-- Start --

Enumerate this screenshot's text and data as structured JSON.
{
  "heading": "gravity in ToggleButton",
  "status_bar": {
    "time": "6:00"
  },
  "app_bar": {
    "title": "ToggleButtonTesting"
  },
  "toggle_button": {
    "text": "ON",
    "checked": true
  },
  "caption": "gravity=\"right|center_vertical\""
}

-- End --

▶ Task goal
Print the complete listing again, exactly as it stands.

▶ Answer to this task
Enumerate this screenshot's text and data as structured JSON.
{
  "heading": "gravity in ToggleButton",
  "status_bar": {
    "time": "6:00"
  },
  "app_bar": {
    "title": "ToggleButtonTesting"
  },
  "toggle_button": {
    "text": "ON",
    "checked": true
  },
  "caption": "gravity=\"right|center_vertical\""
}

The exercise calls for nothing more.